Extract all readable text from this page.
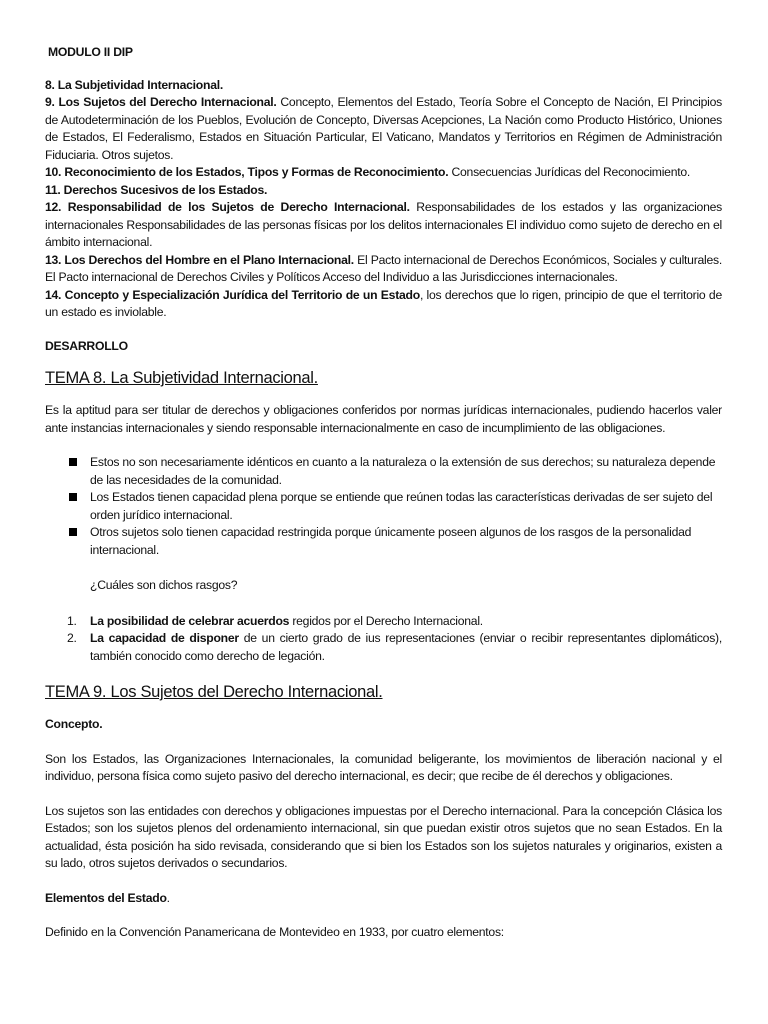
MODULO II DIP

8. La Subjetividad Internacional.

9. Los Sujetos del Derecho Internacional. Concepto, Elementos del Estado, Teoría Sobre el Concepto de Nación, El Principios de Autodeterminación de los Pueblos, Evolución de Concepto, Diversas Acepciones, La Nación como Producto Histórico, Uniones de Estados, El Federalismo, Estados en Situación Particular, El Vaticano, Mandatos y Territorios en Régimen de Administración Fiduciaria. Otros sujetos.

10. Reconocimiento de los Estados, Tipos y Formas de Reconocimiento. Consecuencias Jurídicas del Reconocimiento.

11. Derechos Sucesivos de los Estados.

12. Responsabilidad de los Sujetos de Derecho Internacional. Responsabilidades de los estados y las organizaciones internacionales Responsabilidades de las personas físicas por los delitos internacionales El individuo como sujeto de derecho en el ámbito internacional.

13. Los Derechos del Hombre en el Plano Internacional. El Pacto internacional de Derechos Económicos, Sociales y culturales. El Pacto internacional de Derechos Civiles y Políticos Acceso del Individuo a las Jurisdicciones internacionales.

14. Concepto y Especialización Jurídica del Territorio de un Estado, los derechos que lo rigen, principio de que el territorio de un estado es inviolable.

DESARROLLO
TEMA 8. La Subjetividad Internacional.

Es la aptitud para ser titular de derechos y obligaciones conferidos por normas jurídicas internacionales, pudiendo hacerlos valer ante instancias internacionales y siendo responsable internacionalmente en caso de incumplimiento de las obligaciones.

Estos no son necesariamente idénticos en cuanto a la naturaleza o la extensión de sus derechos; su naturaleza depende de las necesidades de la comunidad.
Los Estados tienen capacidad plena porque se entiende que reúnen todas las características derivadas de ser sujeto del orden jurídico internacional.
Otros sujetos solo tienen capacidad restringida porque únicamente poseen algunos de los rasgos de la personalidad internacional.
¿Cuáles son dichos rasgos?
1. La posibilidad de celebrar acuerdos regidos por el Derecho Internacional.
2. La capacidad de disponer de un cierto grado de ius representaciones (enviar o recibir representantes diplomáticos), también conocido como derecho de legación.
TEMA 9. Los Sujetos del Derecho Internacional.
Concepto.

Son los Estados, las Organizaciones Internacionales, la comunidad beligerante, los movimientos de liberación nacional y el individuo, persona física como sujeto pasivo del derecho internacional, es decir; que recibe de él derechos y obligaciones.

Los sujetos son las entidades con derechos y obligaciones impuestas por el Derecho internacional. Para la concepción Clásica los Estados; son los sujetos plenos del ordenamiento internacional, sin que puedan existir otros sujetos que no sean Estados. En la actualidad, ésta posición ha sido revisada, considerando que si bien los Estados son los sujetos naturales y originarios, existen a su lado, otros sujetos derivados o secundarios.

Elementos del Estado.

Definido en la Convención Panamericana de Montevideo en 1933, por cuatro elementos:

■ ■ ■ ■

> **GIVEN PROBLEM**
Work out how many lines of the listing above include the word "Subjetividad". Report only the number.

> **OUTPUT**
2